◆ EXCERPTED TEXT ◆
▼
[RFC PATCH 1 1/1] sched/numa: Hot VMA and shared VMA optimization

From: Raghavendra K T
Date: Fri Mar 22 2024 - 09:45:53 EST


Optimizations are based on history of PIDs accessing VMA.

- Increase tasks' access history windows (PeterZ) from 2 to 4.
( This patch is from Peter Zijlstra <peterz@xxxxxxxxxxxxx>)

Idea: A task is allowed to scan a VMA if:
- VMA was very recently accessed as indicated by the latest
access PIDs information (hot VMA).
- VMA is shared by more than 2 tasks. Here whole history of VMA's
access PIDs is considered using bitmap_weight().

Signed-off-by: Raghavendra K T <raghavendra.kt@xxxxxxx>
---
I will split the patset and post if we find this pathset useful
going further. First patch is from PeterZ.

include/linux/mm.h | 12 ++++++---
include/linux/mm_types.h | 11 +++++---
kernel/sched/fair.c | 58 ++++++++++++++++++++++++++++++++++++----
3 files changed, 69 insertions(+), 12 deletions(-)

diff --git a/include/linux/mm.h b/include/linux/mm.h
index f5a97dec5169..1bf1df064b60 100644
--- a/include/linux/mm.h
+++ b/include/linux/mm.h
@@ -1744,10 +1744,14 @@ static inline int folio_xchg_access_time(struct folio *folio, int time)
static inline void vma_set_access_pid_bit(struct vm_area_struct *vma)
{
unsigned int pid_bit;
-
- pid_bit = hash_32(current->pid, ilog2(BITS_PER_LONG));
- if (vma->numab_state && !test_bit(pid_bit, &vma->numab_state->pids_active[1])) {
- __set_bit(pid_bit, &vma->numab_state->pids_active[1]);
+ unsigned long *pids, pid_idx;
+
+ if (vma->numab_state) {
+ pid_bit = hash_32(current->pid, ilog2(BITS_PER_LONG));
+ pid_idx = READ_ONCE(vma->numab_state->pids_active_idx);
+ pids = vma->numab_state->pids_active + pid_idx;
+ if (!test_bit(pid_bit, pids))
▲
◆ WHAT YOU NEED TO DO ◆
• a. Check each statement against the sched/numa patch and answer yes or no, quoting the words that decide it: (i) the access history windows grow from 2 to 4; (ii) a VMA counts as shared only when more than 3 tasks use it; (iii) the change touches three files.
• b. According to the sched/numa patch, under which conditions may a task scan a VMA, and what access-PID information does each condition rely on?
• c. Extend the sched/numa patch, starting right after its final line of code.

◆ DATASET EXCERPT ◆
▼
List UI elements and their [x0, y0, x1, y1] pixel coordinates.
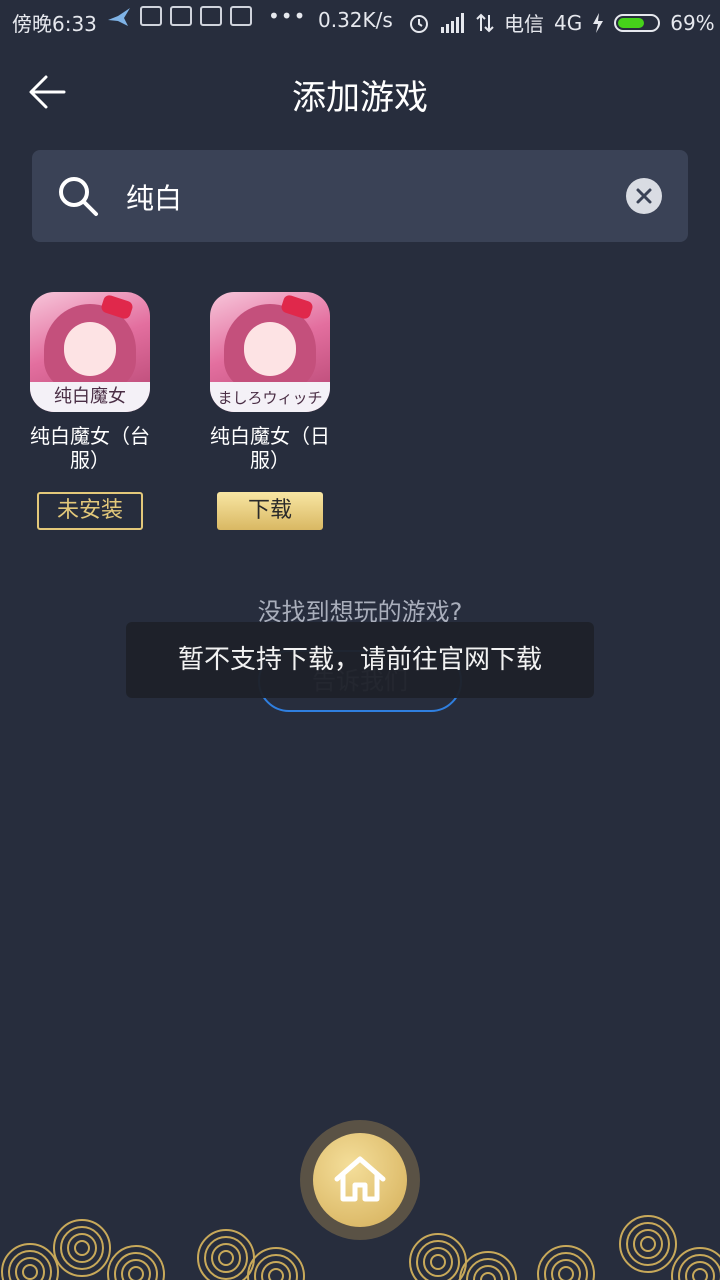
▲
◆ EXERCISE ANSWERS ◆
• a.
(i) Yes: "Increase tasks' access history windows (PeterZ) from 2 to 4."
(ii) No: "VMA is shared by more than 2 tasks."
(iii) Yes: "3 files changed, 69 insertions(+), 12 deletions(-)"

• b. A task may scan a VMA if the VMA is hot, meaning it was accessed very recently according to the latest access PIDs information. It may also scan the VMA if more than 2 tasks share it, which is determined by checking the whole history of the VMA's access PIDs with bitmap_weight().

• c.
+ __set_bit(pid_bit, pids);
}
}
#else /* !CONFIG_NUMA_BALANCING */
diff --git a/include/linux/mm_types.h b/include/linux/mm_types.h
index 8b611e13153e..050ceef1e9d5 100644
--- a/include/linux/mm_types.h
+++ b/include/linux/mm_types.h
@@ -574,6 +574,7 @@ struct vma_lock {
struct rw_semaphore lock;
};

+#define NR_ACCESS_PID_HIST 4
struct vma_numab_state {
/*
* Initialised as time in 'jiffies' after which VMA
@@ -588,17 +589,21 @@ struct vma_numab_state {
*/
unsigned long pids_active_reset;

+ /* Points to current active PID tracking index. */
+ unsigned long pids_active_idx;
+
/*
* Approximate tracking of PIDs that trapped a NUMA hinting
* fault. May produce false positives due to hash collisions.
*
- * [0] Previous PID tracking
- * [1] Current PID tracking
+ * [pids_active_idx - 1] Previous PID tracking
+ * [pids_active_idx] Current PID tracking
*
+ * Whole array is used in a rotating manner to track latest PIDs.
* Window moves after next_pid_reset has expired approximately
* every VMA_PID_RESET_PERIOD jiffies:
*/
- unsigned long pids_active[2];
+ unsigned long pids_active[NR_ACCESS_PID_HIST];

/* MM scan sequence ID when scan first started after VMA creation */
int start_scan_seq;
diff --git a/kernel/sched/fair.c b/kernel/sched/fair.c
index 6a16129f9a5c..ed329b2f4d53 100644
--- a/kernel/sched/fair.c
+++ b/kernel/sched/fair.c
@@ -3157,9 +3157,44 @@ static void reset_ptenuma_scan(struct task_struct *p)
p->mm->numa_scan_offset = 0;
}

+static inline bool vma_test_access_pid_history(struct vm_area_struct *vma)
+{
+ unsigned int i, pid_bit;
+ unsigned long pids = 0;
+
+ pid_bit = hash_32(current->pid, ilog2(BITS_PER_LONG));
+
+ for (i = 0; i < NR_ACCESS_PID_HIST; i++)
+ pids |= vma->numab_state->pids_active[i];
+
+ return test_bit(pid_bit, &pids);
+}
+
+static inline bool vma_accessed_recent(struct vm_area_struct *vma)
+{
+ unsigned long *pids, pid_idx;
+
+ pid_idx = vma->numab_state->pids_active_idx;
+ pids = vma->numab_state->pids_active + pid_idx;
+
+ return (bitmap_weight(pids, BITS_PER_LONG) >= 1);
+}
+
+#define SHARED_VMA_THRESH 3
+
+static inline bool vma_shared_access(struct vm_area_struct *vma)
+{
+ int i;
+ unsigned long pids = 0;
+
+ for (i = 0; i < NR_ACCESS_PID_HIST; i++)
+ pids |= vma->numab_state->pids_active[i];
+
+ return (bitmap_weight(&pids, BITS_PER_LONG) >= SHARED_VMA_THRESH);
+}
+
static bool vma_is_accessed(struct mm_struct *mm, struct vm_area_struct *vma)
{
- unsigned long pids;
/*
* Allow unconditional access first two times, so that all the (pages)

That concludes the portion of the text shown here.